— Start of Data to use —

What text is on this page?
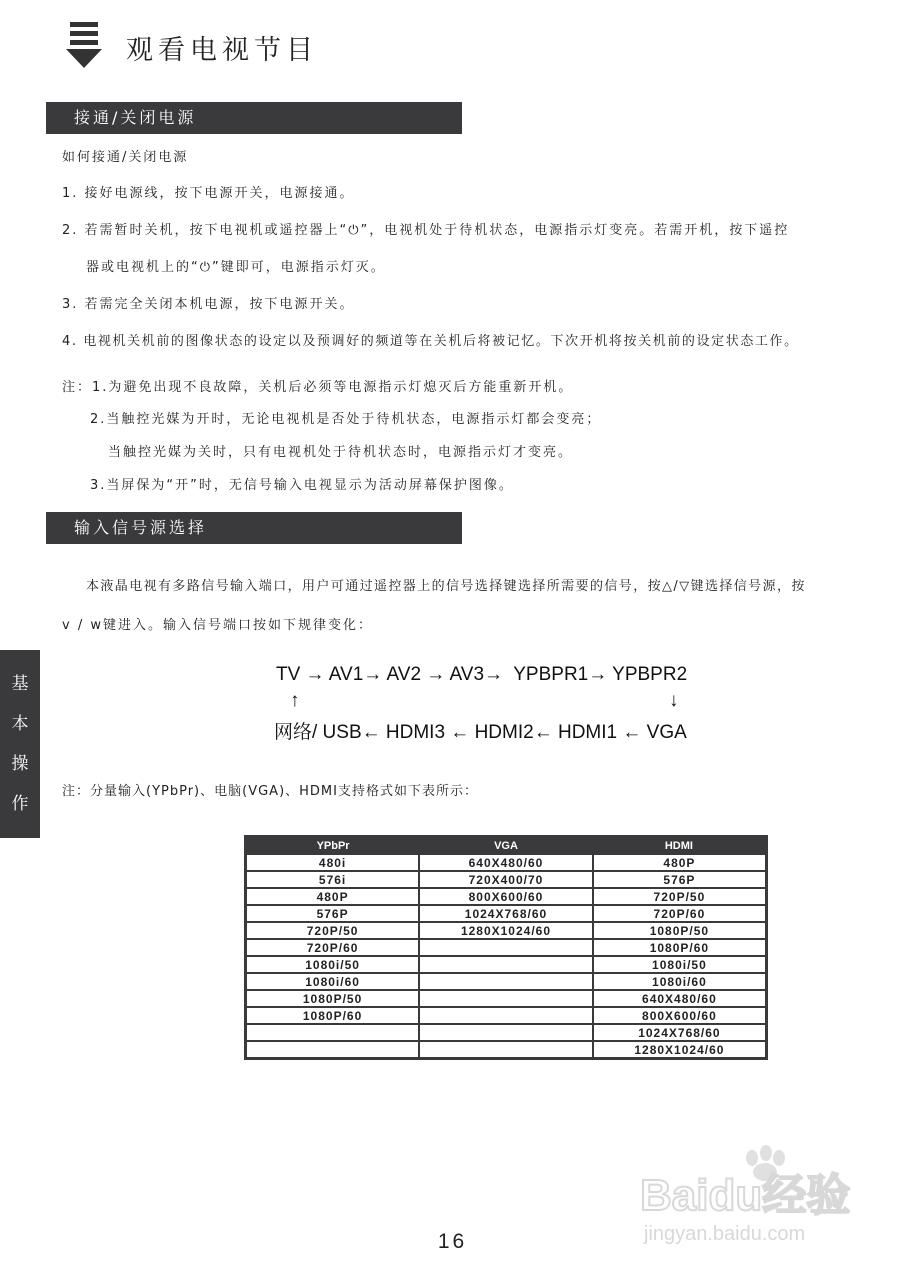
观看电视节目
接通/关闭电源
如何接通/关闭电源
1. 接好电源线，按下电源开关，电源接通。
2. 若需暂时关机，按下电视机或遥控器上“⏻”，电视机处于待机状态，电源指示灯变亮。若需开机，按下遥控
器或电视机上的“⏻”键即可，电源指示灯灭。
3. 若需完全关闭本机电源，按下电源开关。
4. 电视机关机前的图像状态的设定以及预调好的频道等在关机后将被记忆。下次开机将按关机前的设定状态工作。
注：1.为避免出现不良故障，关机后必须等电源指示灯熄灭后方能重新开机。
2.当触控光媒为开时，无论电视机是否处于待机状态，电源指示灯都会变亮；
当触控光媒为关时，只有电视机处于待机状态时，电源指示灯才变亮。
3.当屏保为“开”时，无信号输入电视显示为活动屏幕保护图像。
输入信号源选择
本液晶电视有多路信号输入端口，用户可通过遥控器上的信号选择键选择所需要的信号，按△/▽键选择信号源，按
v / w键进入。输入信号端口按如下规律变化：
TV → AV1→ AV2 → AV3→  YPBPR1→ YPBPR2
↑	↓
网络/ USB← HDMI3 ← HDMI2← HDMI1 ← VGA
注：分量输入(YPbPr)、电脑(VGA)、HDMI支持格式如下表所示：
基
本
操
作
YPbPr	VGA	HDMI
480i	640X480/60	480P
576i	720X400/70	576P
480P	800X600/60	720P/50
576P	1024X768/60	720P/60
720P/50	1280X1024/60	1080P/50
720P/60		1080P/60
1080i/50		1080i/50
1080i/60		1080i/60
1080P/50		640X480/60
1080P/60		800X600/60
		1024X768/60
		1280X1024/60
16
Baidu经验
jingyan.baidu.com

— End of Data to use —

> Written task: Omit the pictures. Transcribe every record exactly.

> Finished exercise:
What text is on this page?
观看电视节目
接通/关闭电源
如何接通/关闭电源
1. 接好电源线，按下电源开关，电源接通。
2. 若需暂时关机，按下电视机或遥控器上“⏻”，电视机处于待机状态，电源指示灯变亮。若需开机，按下遥控
器或电视机上的“⏻”键即可，电源指示灯灭。
3. 若需完全关闭本机电源，按下电源开关。
4. 电视机关机前的图像状态的设定以及预调好的频道等在关机后将被记忆。下次开机将按关机前的设定状态工作。
注：1.为避免出现不良故障，关机后必须等电源指示灯熄灭后方能重新开机。
2.当触控光媒为开时，无论电视机是否处于待机状态，电源指示灯都会变亮；
当触控光媒为关时，只有电视机处于待机状态时，电源指示灯才变亮。
3.当屏保为“开”时，无信号输入电视显示为活动屏幕保护图像。
输入信号源选择
本液晶电视有多路信号输入端口，用户可通过遥控器上的信号选择键选择所需要的信号，按△/▽键选择信号源，按
v / w键进入。输入信号端口按如下规律变化：
TV → AV1→ AV2 → AV3→  YPBPR1→ YPBPR2
↑	↓
网络/ USB← HDMI3 ← HDMI2← HDMI1 ← VGA
注：分量输入(YPbPr)、电脑(VGA)、HDMI支持格式如下表所示：
基
本
操
作
YPbPr	VGA	HDMI
480i	640X480/60	480P
576i	720X400/70	576P
480P	800X600/60	720P/50
576P	1024X768/60	720P/60
720P/50	1280X1024/60	1080P/50
720P/60		1080P/60
1080i/50		1080i/50
1080i/60		1080i/60
1080P/50		640X480/60
1080P/60		800X600/60
		1024X768/60
		1280X1024/60
16
Baidu经验
jingyan.baidu.com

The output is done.